(Data records)
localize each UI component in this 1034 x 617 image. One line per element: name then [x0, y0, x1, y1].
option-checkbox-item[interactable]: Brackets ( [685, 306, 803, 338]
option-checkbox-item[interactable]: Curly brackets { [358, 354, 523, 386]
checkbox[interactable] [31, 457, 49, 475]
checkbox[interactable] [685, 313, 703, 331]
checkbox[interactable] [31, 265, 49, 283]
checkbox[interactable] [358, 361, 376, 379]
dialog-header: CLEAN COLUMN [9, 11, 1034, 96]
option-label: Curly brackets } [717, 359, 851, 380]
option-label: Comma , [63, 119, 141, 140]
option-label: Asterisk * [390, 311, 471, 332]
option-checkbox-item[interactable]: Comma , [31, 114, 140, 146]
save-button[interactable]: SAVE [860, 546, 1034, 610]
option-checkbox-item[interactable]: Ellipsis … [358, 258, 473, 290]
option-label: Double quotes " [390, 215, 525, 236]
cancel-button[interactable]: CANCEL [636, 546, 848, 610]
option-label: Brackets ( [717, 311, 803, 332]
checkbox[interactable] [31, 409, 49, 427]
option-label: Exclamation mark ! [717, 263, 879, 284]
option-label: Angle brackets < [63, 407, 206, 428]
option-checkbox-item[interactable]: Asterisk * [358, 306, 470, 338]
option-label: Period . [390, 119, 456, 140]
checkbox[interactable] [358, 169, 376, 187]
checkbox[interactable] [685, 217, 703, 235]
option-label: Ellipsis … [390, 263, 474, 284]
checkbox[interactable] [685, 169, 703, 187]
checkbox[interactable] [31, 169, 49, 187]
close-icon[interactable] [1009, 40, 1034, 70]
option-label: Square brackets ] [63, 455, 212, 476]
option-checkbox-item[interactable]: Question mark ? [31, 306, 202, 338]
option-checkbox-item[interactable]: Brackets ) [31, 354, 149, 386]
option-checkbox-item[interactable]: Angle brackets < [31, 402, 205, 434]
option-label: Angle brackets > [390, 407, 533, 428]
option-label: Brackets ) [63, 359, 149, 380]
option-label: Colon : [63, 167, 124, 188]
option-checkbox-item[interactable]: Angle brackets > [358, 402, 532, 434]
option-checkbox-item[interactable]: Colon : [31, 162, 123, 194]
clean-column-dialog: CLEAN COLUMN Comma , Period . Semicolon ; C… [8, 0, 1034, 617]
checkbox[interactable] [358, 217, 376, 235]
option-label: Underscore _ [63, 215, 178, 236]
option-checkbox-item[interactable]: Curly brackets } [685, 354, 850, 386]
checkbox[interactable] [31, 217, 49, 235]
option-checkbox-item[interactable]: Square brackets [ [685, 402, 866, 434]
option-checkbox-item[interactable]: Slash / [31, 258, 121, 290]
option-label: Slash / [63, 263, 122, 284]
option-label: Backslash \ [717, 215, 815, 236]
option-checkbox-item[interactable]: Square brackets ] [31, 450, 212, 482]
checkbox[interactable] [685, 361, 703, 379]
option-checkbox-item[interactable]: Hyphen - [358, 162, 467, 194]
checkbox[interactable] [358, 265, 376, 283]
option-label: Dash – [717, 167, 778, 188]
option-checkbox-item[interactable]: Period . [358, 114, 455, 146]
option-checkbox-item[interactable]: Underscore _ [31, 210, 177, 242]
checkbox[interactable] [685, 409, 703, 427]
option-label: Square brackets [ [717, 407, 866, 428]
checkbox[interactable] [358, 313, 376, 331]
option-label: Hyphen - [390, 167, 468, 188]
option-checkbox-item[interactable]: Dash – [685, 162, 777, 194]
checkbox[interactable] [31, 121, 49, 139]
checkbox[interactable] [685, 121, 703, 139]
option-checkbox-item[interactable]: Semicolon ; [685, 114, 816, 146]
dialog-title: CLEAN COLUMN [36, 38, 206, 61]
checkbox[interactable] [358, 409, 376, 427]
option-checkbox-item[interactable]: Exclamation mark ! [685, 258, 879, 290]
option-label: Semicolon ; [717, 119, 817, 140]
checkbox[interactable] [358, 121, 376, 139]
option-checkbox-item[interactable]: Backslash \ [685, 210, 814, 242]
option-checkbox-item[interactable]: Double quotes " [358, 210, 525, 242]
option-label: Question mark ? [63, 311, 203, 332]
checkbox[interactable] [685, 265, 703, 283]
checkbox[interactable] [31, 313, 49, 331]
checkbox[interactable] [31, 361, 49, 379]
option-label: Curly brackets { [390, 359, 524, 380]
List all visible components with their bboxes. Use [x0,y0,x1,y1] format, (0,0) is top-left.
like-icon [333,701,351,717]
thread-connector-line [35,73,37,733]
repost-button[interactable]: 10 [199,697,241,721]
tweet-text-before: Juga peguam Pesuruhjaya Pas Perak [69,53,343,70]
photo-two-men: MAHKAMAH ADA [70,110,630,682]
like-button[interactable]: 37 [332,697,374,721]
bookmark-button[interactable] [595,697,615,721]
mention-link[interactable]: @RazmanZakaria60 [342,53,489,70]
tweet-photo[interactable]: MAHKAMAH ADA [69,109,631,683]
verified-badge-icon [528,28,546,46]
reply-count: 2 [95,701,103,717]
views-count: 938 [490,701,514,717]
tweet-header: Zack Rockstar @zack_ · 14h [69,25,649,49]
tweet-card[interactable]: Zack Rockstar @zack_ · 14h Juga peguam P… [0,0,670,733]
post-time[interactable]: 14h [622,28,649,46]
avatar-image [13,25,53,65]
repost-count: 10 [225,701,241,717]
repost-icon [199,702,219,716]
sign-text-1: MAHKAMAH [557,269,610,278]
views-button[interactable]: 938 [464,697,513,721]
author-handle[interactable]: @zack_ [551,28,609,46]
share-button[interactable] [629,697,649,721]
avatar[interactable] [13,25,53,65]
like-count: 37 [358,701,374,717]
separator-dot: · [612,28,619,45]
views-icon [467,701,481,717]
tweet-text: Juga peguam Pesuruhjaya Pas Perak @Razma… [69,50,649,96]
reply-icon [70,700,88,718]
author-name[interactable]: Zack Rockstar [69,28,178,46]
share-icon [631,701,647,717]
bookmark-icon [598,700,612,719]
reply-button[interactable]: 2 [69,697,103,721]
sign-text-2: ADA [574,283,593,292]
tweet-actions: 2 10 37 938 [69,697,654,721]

_YOUR INSTRUCTIONS_
Reproduce every line of the records above verbatim, from the first line to the last.

_IN RESPONSE_
localize each UI component in this 1034 x 617 image. One line per element: name then [x0, y0, x1, y1].
option-checkbox-item[interactable]: Brackets ( [685, 306, 803, 338]
option-checkbox-item[interactable]: Curly brackets { [358, 354, 523, 386]
checkbox[interactable] [31, 457, 49, 475]
checkbox[interactable] [685, 313, 703, 331]
checkbox[interactable] [31, 265, 49, 283]
checkbox[interactable] [358, 361, 376, 379]
dialog-header: CLEAN COLUMN [9, 11, 1034, 96]
option-label: Curly brackets } [717, 359, 851, 380]
option-label: Comma , [63, 119, 141, 140]
option-label: Asterisk * [390, 311, 471, 332]
option-checkbox-item[interactable]: Comma , [31, 114, 140, 146]
save-button[interactable]: SAVE [860, 546, 1034, 610]
option-checkbox-item[interactable]: Ellipsis … [358, 258, 473, 290]
option-label: Double quotes " [390, 215, 525, 236]
cancel-button[interactable]: CANCEL [636, 546, 848, 610]
option-label: Brackets ( [717, 311, 803, 332]
checkbox[interactable] [31, 409, 49, 427]
option-label: Exclamation mark ! [717, 263, 879, 284]
option-label: Angle brackets < [63, 407, 206, 428]
option-checkbox-item[interactable]: Asterisk * [358, 306, 470, 338]
option-label: Period . [390, 119, 456, 140]
checkbox[interactable] [358, 169, 376, 187]
checkbox[interactable] [685, 217, 703, 235]
option-label: Ellipsis … [390, 263, 474, 284]
checkbox[interactable] [685, 169, 703, 187]
checkbox[interactable] [31, 169, 49, 187]
close-icon[interactable] [1009, 40, 1034, 70]
option-label: Square brackets ] [63, 455, 212, 476]
option-checkbox-item[interactable]: Question mark ? [31, 306, 202, 338]
option-checkbox-item[interactable]: Brackets ) [31, 354, 149, 386]
option-checkbox-item[interactable]: Angle brackets < [31, 402, 205, 434]
option-label: Angle brackets > [390, 407, 533, 428]
option-label: Brackets ) [63, 359, 149, 380]
option-label: Colon : [63, 167, 124, 188]
option-checkbox-item[interactable]: Angle brackets > [358, 402, 532, 434]
option-checkbox-item[interactable]: Colon : [31, 162, 123, 194]
clean-column-dialog: CLEAN COLUMN Comma , Period . Semicolon ; C… [8, 0, 1034, 617]
checkbox[interactable] [358, 217, 376, 235]
option-label: Underscore _ [63, 215, 178, 236]
option-checkbox-item[interactable]: Curly brackets } [685, 354, 850, 386]
checkbox[interactable] [31, 217, 49, 235]
option-checkbox-item[interactable]: Square brackets [ [685, 402, 866, 434]
option-checkbox-item[interactable]: Slash / [31, 258, 121, 290]
option-label: Slash / [63, 263, 122, 284]
option-label: Backslash \ [717, 215, 815, 236]
option-checkbox-item[interactable]: Square brackets ] [31, 450, 212, 482]
checkbox[interactable] [685, 361, 703, 379]
option-checkbox-item[interactable]: Hyphen - [358, 162, 467, 194]
checkbox[interactable] [358, 265, 376, 283]
option-label: Dash – [717, 167, 778, 188]
option-checkbox-item[interactable]: Period . [358, 114, 455, 146]
option-checkbox-item[interactable]: Underscore _ [31, 210, 177, 242]
checkbox[interactable] [685, 409, 703, 427]
option-label: Square brackets [ [717, 407, 866, 428]
checkbox[interactable] [358, 313, 376, 331]
option-label: Hyphen - [390, 167, 468, 188]
option-checkbox-item[interactable]: Dash – [685, 162, 777, 194]
checkbox[interactable] [31, 121, 49, 139]
checkbox[interactable] [685, 121, 703, 139]
option-checkbox-item[interactable]: Semicolon ; [685, 114, 816, 146]
dialog-title: CLEAN COLUMN [36, 38, 206, 61]
checkbox[interactable] [358, 409, 376, 427]
option-checkbox-item[interactable]: Exclamation mark ! [685, 258, 879, 290]
option-label: Semicolon ; [717, 119, 817, 140]
checkbox[interactable] [358, 121, 376, 139]
option-checkbox-item[interactable]: Backslash \ [685, 210, 814, 242]
option-checkbox-item[interactable]: Double quotes " [358, 210, 525, 242]
option-label: Question mark ? [63, 311, 203, 332]
checkbox[interactable] [685, 265, 703, 283]
checkbox[interactable] [31, 313, 49, 331]
checkbox[interactable] [31, 361, 49, 379]
option-label: Curly brackets { [390, 359, 524, 380]
List all visible components with their bboxes. Use [x0,y0,x1,y1] format, (0,0) is top-left.
like-icon [333,701,351,717]
thread-connector-line [35,73,37,733]
repost-button[interactable]: 10 [199,697,241,721]
tweet-text-before: Juga peguam Pesuruhjaya Pas Perak [69,53,343,70]
photo-two-men: MAHKAMAH ADA [70,110,630,682]
like-button[interactable]: 37 [332,697,374,721]
bookmark-button[interactable] [595,697,615,721]
mention-link[interactable]: @RazmanZakaria60 [342,53,489,70]
tweet-photo[interactable]: MAHKAMAH ADA [69,109,631,683]
verified-badge-icon [528,28,546,46]
reply-count: 2 [95,701,103,717]
views-count: 938 [490,701,514,717]
tweet-header: Zack Rockstar @zack_ · 14h [69,25,649,49]
tweet-card[interactable]: Zack Rockstar @zack_ · 14h Juga peguam P… [0,0,670,733]
post-time[interactable]: 14h [622,28,649,46]
avatar-image [13,25,53,65]
repost-count: 10 [225,701,241,717]
repost-icon [199,702,219,716]
sign-text-1: MAHKAMAH [557,269,610,278]
views-button[interactable]: 938 [464,697,513,721]
author-handle[interactable]: @zack_ [551,28,609,46]
share-button[interactable] [629,697,649,721]
avatar[interactable] [13,25,53,65]
like-count: 37 [358,701,374,717]
separator-dot: · [612,28,619,45]
views-icon [467,701,481,717]
tweet-text: Juga peguam Pesuruhjaya Pas Perak @Razma… [69,50,649,96]
reply-icon [70,700,88,718]
author-name[interactable]: Zack Rockstar [69,28,178,46]
share-icon [631,701,647,717]
bookmark-icon [598,700,612,719]
reply-button[interactable]: 2 [69,697,103,721]
sign-text-2: ADA [574,283,593,292]
tweet-actions: 2 10 37 938 [69,697,654,721]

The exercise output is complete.